### Exercise description
Each entry must be given again exactly; images do not belong in the copy.

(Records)

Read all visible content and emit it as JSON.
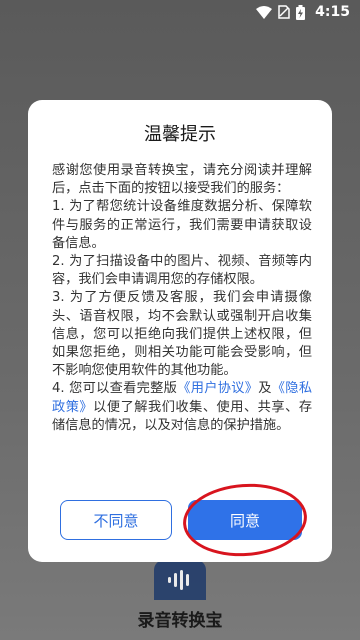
{
  "status_bar": {
    "time": "4:15"
  },
  "app": {
    "name": "录音转换宝"
  },
  "dialog": {
    "title": "温馨提示",
    "intro": "感谢您使用录音转换宝，请充分阅读并理解后，点击下面的按钮以接受我们的服务：",
    "item1": "1. 为了帮您统计设备维度数据分析、保障软件与服务的正常运行，我们需要申请获取设备信息。",
    "item2": "2. 为了扫描设备中的图片、视频、音频等内容，我们会申请调用您的存储权限。",
    "item3": "3. 为了方便反馈及客服，我们会申请摄像头、语音权限，均不会默认或强制开启收集信息，您可以拒绝向我们提供上述权限，但如果您拒绝，则相关功能可能会受影响，但不影响您使用软件的其他功能。",
    "item4_prefix": "4. 您可以查看完整版",
    "user_agreement": "《用户协议》",
    "and": "及",
    "privacy_policy": "《隐私政策》",
    "item4_suffix": "以便了解我们收集、使用、共享、存储信息的情况，以及对信息的保护措施。",
    "disagree_label": "不同意",
    "agree_label": "同意"
  },
  "colors": {
    "accent": "#2f72e8",
    "link": "#2f6fe0",
    "annotation_ring": "#d8141e"
  }
}
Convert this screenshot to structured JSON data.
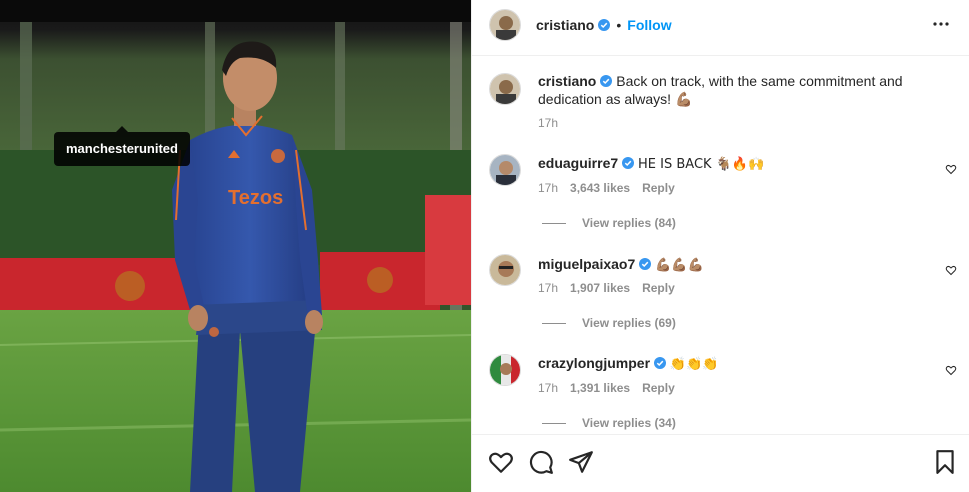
{
  "photo": {
    "tag_label": "manchesterunited",
    "jersey_sponsor": "Tezos",
    "colors": {
      "sky": "#0d0d0d",
      "pitch": "#5c9a3a",
      "hedge": "#2f5a2a",
      "jersey": "#2f4fa0",
      "accent": "#e36f2f",
      "board": "#c8242b"
    }
  },
  "header": {
    "username": "cristiano",
    "separator": "•",
    "follow_label": "Follow"
  },
  "caption": {
    "username": "cristiano",
    "text": "Back on track, with the same commitment and dedication as always! 💪🏽",
    "time": "17h"
  },
  "comments": [
    {
      "username": "eduaguirre7",
      "text": "HE IS BACK 🐐🔥🙌",
      "time": "17h",
      "likes": "3,643 likes",
      "reply_label": "Reply",
      "view_replies": "View replies (84)"
    },
    {
      "username": "miguelpaixao7",
      "text": "💪🏽💪🏽💪🏽",
      "time": "17h",
      "likes": "1,907 likes",
      "reply_label": "Reply",
      "view_replies": "View replies (69)"
    },
    {
      "username": "crazylongjumper",
      "text": "👏👏👏",
      "time": "17h",
      "likes": "1,391 likes",
      "reply_label": "Reply",
      "view_replies": "View replies (34)"
    }
  ],
  "icons": {
    "header_more": "more-options-icon",
    "verified": "verified-badge-icon",
    "like": "heart-icon",
    "comment": "comment-icon",
    "share": "share-icon",
    "save": "bookmark-icon"
  },
  "accent_color": "#0095f6",
  "verified_color": "#3897f0"
}
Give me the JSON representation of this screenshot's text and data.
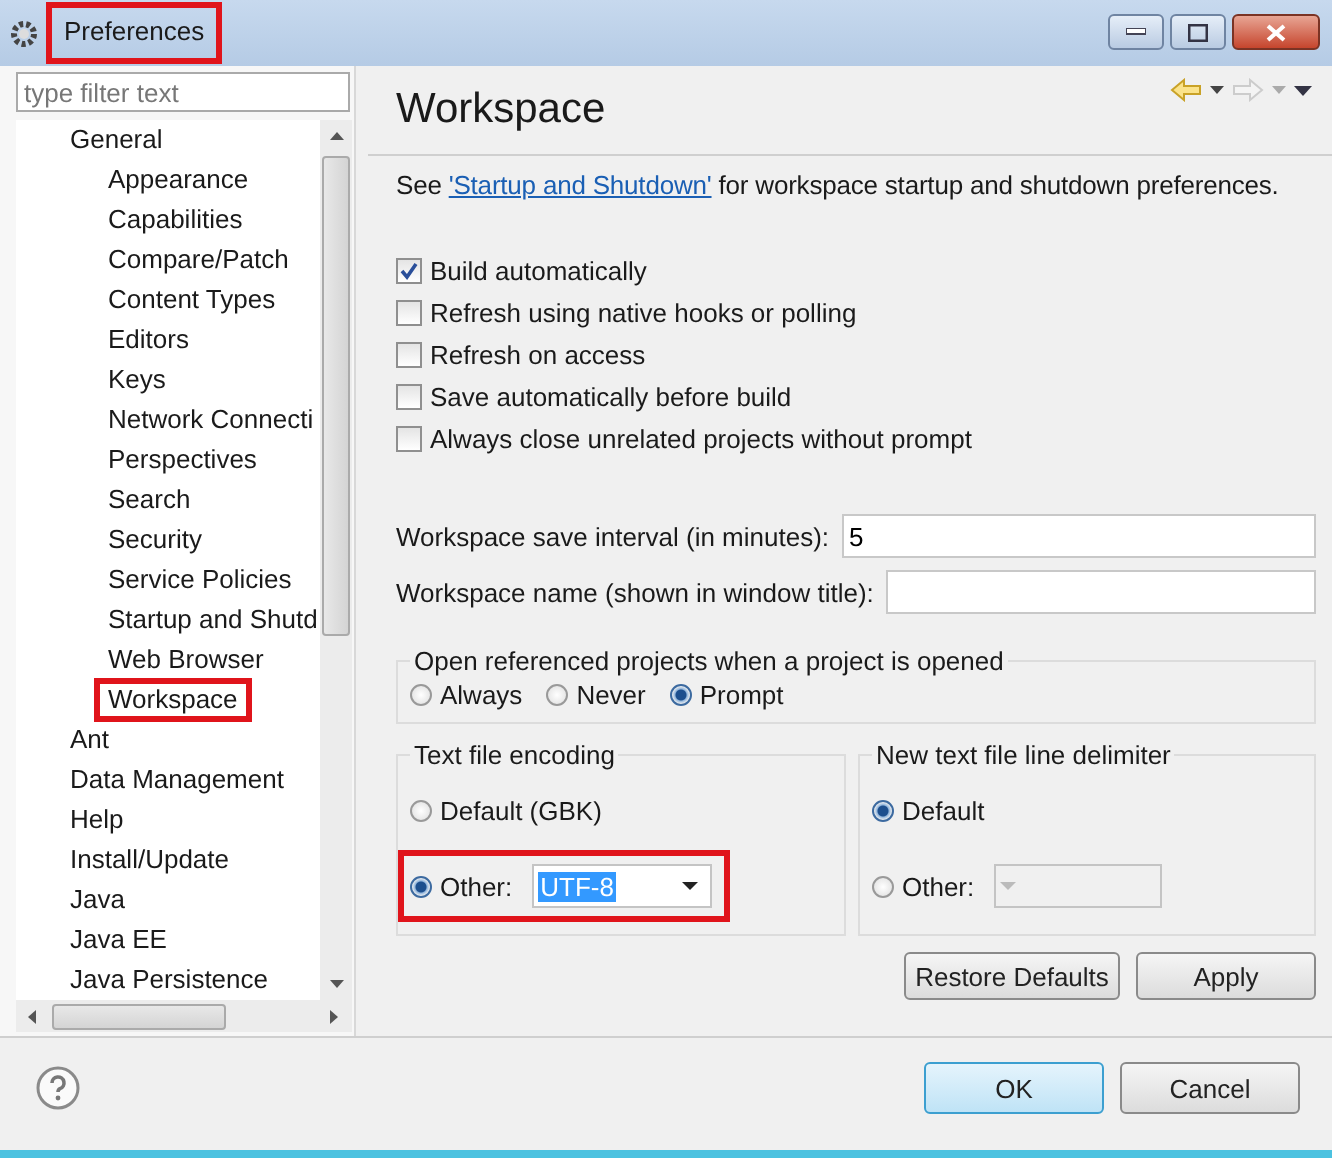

### Answer to the task
Read all visible content and emit it as JSON.
{
  "status_bar": {
    "time": "4:15"
  },
  "app": {
    "name": "录音转换宝"
  },
  "dialog": {
    "title": "温馨提示",
    "intro": "感谢您使用录音转换宝，请充分阅读并理解后，点击下面的按钮以接受我们的服务：",
    "item1": "1. 为了帮您统计设备维度数据分析、保障软件与服务的正常运行，我们需要申请获取设备信息。",
    "item2": "2. 为了扫描设备中的图片、视频、音频等内容，我们会申请调用您的存储权限。",
    "item3": "3. 为了方便反馈及客服，我们会申请摄像头、语音权限，均不会默认或强制开启收集信息，您可以拒绝向我们提供上述权限，但如果您拒绝，则相关功能可能会受影响，但不影响您使用软件的其他功能。",
    "item4_prefix": "4. 您可以查看完整版",
    "user_agreement": "《用户协议》",
    "and": "及",
    "privacy_policy": "《隐私政策》",
    "item4_suffix": "以便了解我们收集、使用、共享、存储信息的情况，以及对信息的保护措施。",
    "disagree_label": "不同意",
    "agree_label": "同意"
  },
  "colors": {
    "accent": "#2f72e8",
    "link": "#2f6fe0",
    "annotation_ring": "#d8141e"
  }
}
Convert this screenshot to structured JSON data.
{
  "photo": {
    "tag_label": "manchesterunited",
    "jersey_sponsor": "Tezos",
    "colors": {
      "sky": "#0d0d0d",
      "pitch": "#5c9a3a",
      "hedge": "#2f5a2a",
      "jersey": "#2f4fa0",
      "accent": "#e36f2f",
      "board": "#c8242b"
    }
  },
  "header": {
    "username": "cristiano",
    "separator": "•",
    "follow_label": "Follow"
  },
  "caption": {
    "username": "cristiano",
    "text": "Back on track, with the same commitment and dedication as always! 💪🏽",
    "time": "17h"
  },
  "comments": [
    {
      "username": "eduaguirre7",
      "text": "HE IS BACK 🐐🔥🙌",
      "time": "17h",
      "likes": "3,643 likes",
      "reply_label": "Reply",
      "view_replies": "View replies (84)"
    },
    {
      "username": "miguelpaixao7",
      "text": "💪🏽💪🏽💪🏽",
      "time": "17h",
      "likes": "1,907 likes",
      "reply_label": "Reply",
      "view_replies": "View replies (69)"
    },
    {
      "username": "crazylongjumper",
      "text": "👏👏👏",
      "time": "17h",
      "likes": "1,391 likes",
      "reply_label": "Reply",
      "view_replies": "View replies (34)"
    }
  ],
  "icons": {
    "header_more": "more-options-icon",
    "verified": "verified-badge-icon",
    "like": "heart-icon",
    "comment": "comment-icon",
    "share": "share-icon",
    "save": "bookmark-icon"
  },
  "accent_color": "#0095f6",
  "verified_color": "#3897f0"
}
Give me the JSON representation of this screenshot's text and data.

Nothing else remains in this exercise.